*DIRECTION*: Every record should be written out exactly, with the pictures left out.

>> begin

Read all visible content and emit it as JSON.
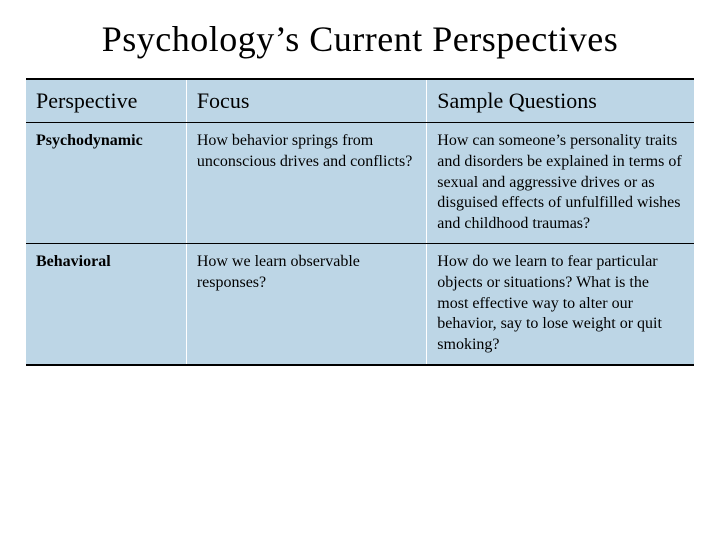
{
  "title": "Psychology’s Current Perspectives",
  "table": {
    "background_color": "#bdd6e6",
    "border_top_color": "#000000",
    "header_fontsize": 22,
    "body_fontsize": 16,
    "columns": [
      {
        "label": "Perspective",
        "width_pct": 24
      },
      {
        "label": "Focus",
        "width_pct": 36
      },
      {
        "label": "Sample Questions",
        "width_pct": 40
      }
    ],
    "rows": [
      {
        "perspective": "Psychodynamic",
        "focus": "How behavior springs from unconscious drives and conflicts?",
        "sample": "How can someone’s personality traits and disorders be explained in terms of sexual and aggressive drives or as disguised effects of unfulfilled wishes and childhood traumas?"
      },
      {
        "perspective": "Behavioral",
        "focus": "How we learn observable responses?",
        "sample": "How do we learn to fear particular objects or situations? What is the most effective way to alter our behavior, say to lose weight or quit smoking?"
      }
    ]
  }
}
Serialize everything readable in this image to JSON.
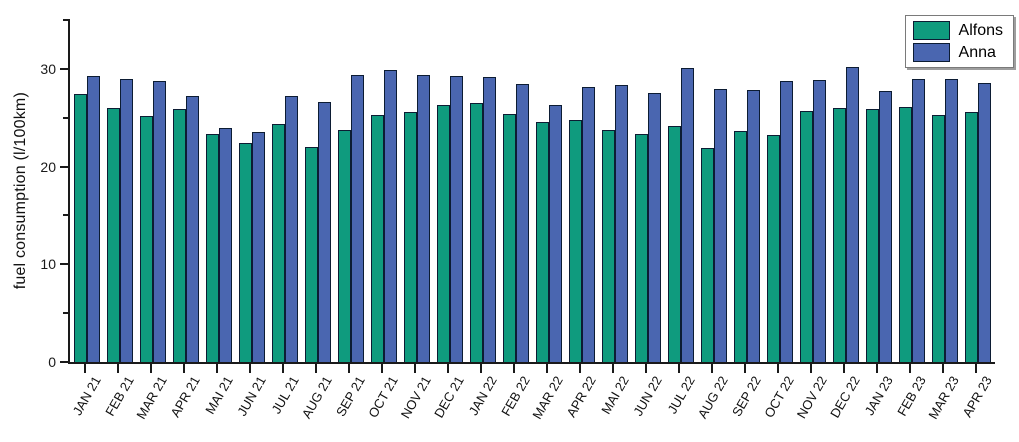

>> end

*THE SOLUTION*:
Read all visible content and emit it as JSON.
{
  "title": "Psychology’s Current Perspectives",
  "table": {
    "background_color": "#bdd6e6",
    "border_top_color": "#000000",
    "header_fontsize": 22,
    "body_fontsize": 16,
    "columns": [
      {
        "label": "Perspective",
        "width_pct": 24
      },
      {
        "label": "Focus",
        "width_pct": 36
      },
      {
        "label": "Sample Questions",
        "width_pct": 40
      }
    ],
    "rows": [
      {
        "perspective": "Psychodynamic",
        "focus": "How behavior springs from unconscious drives and conflicts?",
        "sample": "How can someone’s personality traits and disorders be explained in terms of sexual and aggressive drives or as disguised effects of unfulfilled wishes and childhood traumas?"
      },
      {
        "perspective": "Behavioral",
        "focus": "How we learn observable responses?",
        "sample": "How do we learn to fear particular objects or situations? What is the most effective way to alter our behavior, say to lose weight or quit smoking?"
      }
    ]
  }
}
Serialize everything readable in this image to JSON.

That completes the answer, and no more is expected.